→ Selected extract

‘Living our dreams through these kids’

March 31, 2018 GMT

Three former La Porte County basketball stars, who never made it to the NCAA tournament when they played collegiately at Loyola Chicago, are getting another chance to experience the glory as they root on the upstarts from Chicago’s north side in the NCAA Final Four.

“It’s something we always wanted to do when we were in college, get to the big tournament,” 1987 Rogers High School graduate Keith Gailes said. “Now we are living out our dreams through these kids.”

Gailes and Keir Rogers, another 1987 Rogers High grad, have attended every Loyola game so far in the NCAA tournament along with a group of former alums, some all the way from China.


And while he didn’t make the road trips, 1988 La Porte High School graduate Eric Dolezal was cheering the team on from Northwest Indiana.

During the first round in Dallas, they saw the 11th-seeded Ramblers upset No. 6 Miami 64-62, and then No. 3 Tennessee 63-62, both on last-second shots.

“It was absolutely nuts, but all in a positive way,” Rogers said. “That is such a likable group of kids – the kind of people you want to be around.”

“It was just an awesome experience,” Gailes said.

Dolezal said the Ramblers’ Cinderella run has been a cause for celebration.

“It’s been great. We’ve gone to a lot of different parties, and lots of former teammates have been getting together online, chatting and sharing stroies and photos and memories.”

Rogers, now a middle school principal in suburban Mount Prospect, Illinois, attended most Loyola home games this season, and always knew the potential was there.

“Based on their conference play, anything was possible. I felt like the key piece to all this was chemistry. It’s a special kind of chemistry out there on the court.”

Gailes lives in Texarkana, Texas, where he is a program director with Texas Child Protective Services. He thinks defense makes the Ramblers stand apart. “Oh yeah! I knew when they won their conference tournament they could go a long way.”

Dolezal, now living back in La Porte and working as an insurance risk management broker in South Bend, agrees that defense and chemistry have carried the Ramblers.

“I’ve seen them play all year, and my big thing is they are a different kind of team. The Big Division I schools have the 5-star recruits, some real NBA talent. This team has some great athletes, but not the 5-star guys.

“They just play great defense and they play well together. They always make that extra pass to get a guy an open shot. There is some real chemistry there.”


After the stunners in Dallas, it was on to the Sweet 16 in Atlanta, where the upsets kept coming, first a nail-biter over No. 7 Nevada 69-68, then a blowout of No. 9 Kansas State 78-62.

Suddenly, the Ramblers were the fourth-ever No. 11 seed to advance to the Final Four.

“It was pretty nuts,” Rogers said of the scene after the win that propelled Loyola to a national semifinal matchup Saturday in San Antonio against Michigan, a No. 3 seed.

In his NCAA tournament pool, Dolezal had the Ramblers winning one game but losing in the second round. Gailes picked Loyola to advance to the Sweet 16, but not to the Final Four. Not many people did.

Except Rogers, who had Loyola going all the way to the title game, where he foresaw them losing to Kansas.

→ Task 1
Print the stretch of the records from their first line through the line containing "page-tab-marker xyxy=(1561,1665,1602,1817)", reproducing each line exactly.
The article and the records that follow it are unrelated material.

→ Entries shown
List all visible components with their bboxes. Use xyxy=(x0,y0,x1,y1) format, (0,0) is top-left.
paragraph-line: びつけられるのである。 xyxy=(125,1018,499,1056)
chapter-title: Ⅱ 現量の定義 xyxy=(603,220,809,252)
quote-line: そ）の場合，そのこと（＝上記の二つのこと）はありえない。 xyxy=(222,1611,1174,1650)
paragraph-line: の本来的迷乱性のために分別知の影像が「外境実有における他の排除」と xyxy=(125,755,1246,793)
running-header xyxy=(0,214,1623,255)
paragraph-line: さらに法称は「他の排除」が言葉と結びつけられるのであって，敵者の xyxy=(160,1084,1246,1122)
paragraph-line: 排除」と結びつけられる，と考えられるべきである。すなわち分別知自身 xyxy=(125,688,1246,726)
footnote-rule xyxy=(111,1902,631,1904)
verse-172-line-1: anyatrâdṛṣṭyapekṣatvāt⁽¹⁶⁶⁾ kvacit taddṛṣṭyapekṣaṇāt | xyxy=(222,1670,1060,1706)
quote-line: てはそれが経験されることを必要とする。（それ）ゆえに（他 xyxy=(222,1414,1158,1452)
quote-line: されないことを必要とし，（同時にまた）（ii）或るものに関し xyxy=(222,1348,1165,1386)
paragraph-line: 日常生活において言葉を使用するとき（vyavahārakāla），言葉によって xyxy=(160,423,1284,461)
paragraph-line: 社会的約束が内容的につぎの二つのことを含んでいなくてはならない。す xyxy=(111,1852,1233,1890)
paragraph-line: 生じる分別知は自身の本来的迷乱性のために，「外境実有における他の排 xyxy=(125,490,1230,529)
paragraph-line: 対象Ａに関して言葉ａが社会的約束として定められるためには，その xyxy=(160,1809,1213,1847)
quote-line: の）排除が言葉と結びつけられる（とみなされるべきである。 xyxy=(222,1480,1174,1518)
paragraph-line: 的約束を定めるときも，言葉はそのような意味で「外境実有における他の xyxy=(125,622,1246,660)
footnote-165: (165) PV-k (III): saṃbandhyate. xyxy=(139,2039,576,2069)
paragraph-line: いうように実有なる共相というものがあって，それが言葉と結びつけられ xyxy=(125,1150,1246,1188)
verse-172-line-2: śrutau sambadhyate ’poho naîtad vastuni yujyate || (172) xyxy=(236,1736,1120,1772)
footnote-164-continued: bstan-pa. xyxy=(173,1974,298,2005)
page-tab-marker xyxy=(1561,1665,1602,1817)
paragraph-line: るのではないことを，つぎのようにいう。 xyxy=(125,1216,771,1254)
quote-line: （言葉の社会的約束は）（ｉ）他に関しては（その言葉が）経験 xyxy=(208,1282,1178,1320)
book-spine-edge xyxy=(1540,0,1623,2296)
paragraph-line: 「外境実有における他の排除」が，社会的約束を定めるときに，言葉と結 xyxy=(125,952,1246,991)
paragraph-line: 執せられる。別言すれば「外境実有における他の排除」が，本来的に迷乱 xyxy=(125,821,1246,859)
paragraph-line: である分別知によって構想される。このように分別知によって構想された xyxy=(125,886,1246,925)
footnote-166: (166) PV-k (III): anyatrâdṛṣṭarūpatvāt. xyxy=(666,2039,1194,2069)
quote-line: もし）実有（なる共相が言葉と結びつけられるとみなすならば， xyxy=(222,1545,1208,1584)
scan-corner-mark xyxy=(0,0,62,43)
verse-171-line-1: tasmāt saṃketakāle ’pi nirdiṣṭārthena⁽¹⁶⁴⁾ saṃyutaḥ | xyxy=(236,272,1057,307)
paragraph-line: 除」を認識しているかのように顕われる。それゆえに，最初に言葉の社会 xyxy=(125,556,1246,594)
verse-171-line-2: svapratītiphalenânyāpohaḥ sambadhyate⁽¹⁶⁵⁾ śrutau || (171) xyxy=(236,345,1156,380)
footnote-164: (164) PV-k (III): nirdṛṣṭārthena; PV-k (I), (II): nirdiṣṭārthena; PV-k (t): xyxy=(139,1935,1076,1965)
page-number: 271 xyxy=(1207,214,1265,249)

→ Task 2
Output the stretch of the article on Loyola's tournament run from "Suddenly, the Ramblers" through "many people did.", copied word for word.

→ Written reply 1
List all visible components with their bboxes. Use xyxy=(x0,y0,x1,y1) format, (0,0) is top-left.
paragraph-line: びつけられるのである。 xyxy=(125,1018,499,1056)
chapter-title: Ⅱ 現量の定義 xyxy=(603,220,809,252)
quote-line: そ）の場合，そのこと（＝上記の二つのこと）はありえない。 xyxy=(222,1611,1174,1650)
paragraph-line: の本来的迷乱性のために分別知の影像が「外境実有における他の排除」と xyxy=(125,755,1246,793)
running-header xyxy=(0,214,1623,255)
paragraph-line: さらに法称は「他の排除」が言葉と結びつけられるのであって，敵者の xyxy=(160,1084,1246,1122)
paragraph-line: 排除」と結びつけられる，と考えられるべきである。すなわち分別知自身 xyxy=(125,688,1246,726)
footnote-rule xyxy=(111,1902,631,1904)
verse-172-line-1: anyatrâdṛṣṭyapekṣatvāt⁽¹⁶⁶⁾ kvacit taddṛṣṭyapekṣaṇāt | xyxy=(222,1670,1060,1706)
quote-line: てはそれが経験されることを必要とする。（それ）ゆえに（他 xyxy=(222,1414,1158,1452)
quote-line: されないことを必要とし，（同時にまた）（ii）或るものに関し xyxy=(222,1348,1165,1386)
paragraph-line: 日常生活において言葉を使用するとき（vyavahārakāla），言葉によって xyxy=(160,423,1284,461)
paragraph-line: 社会的約束が内容的につぎの二つのことを含んでいなくてはならない。す xyxy=(111,1852,1233,1890)
paragraph-line: 生じる分別知は自身の本来的迷乱性のために，「外境実有における他の排 xyxy=(125,490,1230,529)
paragraph-line: 対象Ａに関して言葉ａが社会的約束として定められるためには，その xyxy=(160,1809,1213,1847)
quote-line: の）排除が言葉と結びつけられる（とみなされるべきである。 xyxy=(222,1480,1174,1518)
paragraph-line: 的約束を定めるときも，言葉はそのような意味で「外境実有における他の xyxy=(125,622,1246,660)
footnote-165: (165) PV-k (III): saṃbandhyate. xyxy=(139,2039,576,2069)
paragraph-line: いうように実有なる共相というものがあって，それが言葉と結びつけられ xyxy=(125,1150,1246,1188)
verse-172-line-2: śrutau sambadhyate ’poho naîtad vastuni yujyate || (172) xyxy=(236,1736,1120,1772)
footnote-164-continued: bstan-pa. xyxy=(173,1974,298,2005)
page-tab-marker xyxy=(1561,1665,1602,1817)

→ Written reply 2
Suddenly, the Ramblers were the fourth-ever No. 11 seed to advance to the Final Four.

“It was pretty nuts,” Rogers said of the scene after the win that propelled Loyola to a national semifinal matchup Saturday in San Antonio against Michigan, a No. 3 seed.

In his NCAA tournament pool, Dolezal had the Ramblers winning one game but losing in the second round. Gailes picked Loyola to advance to the Sweet 16, but not to the Final Four. Not many people did.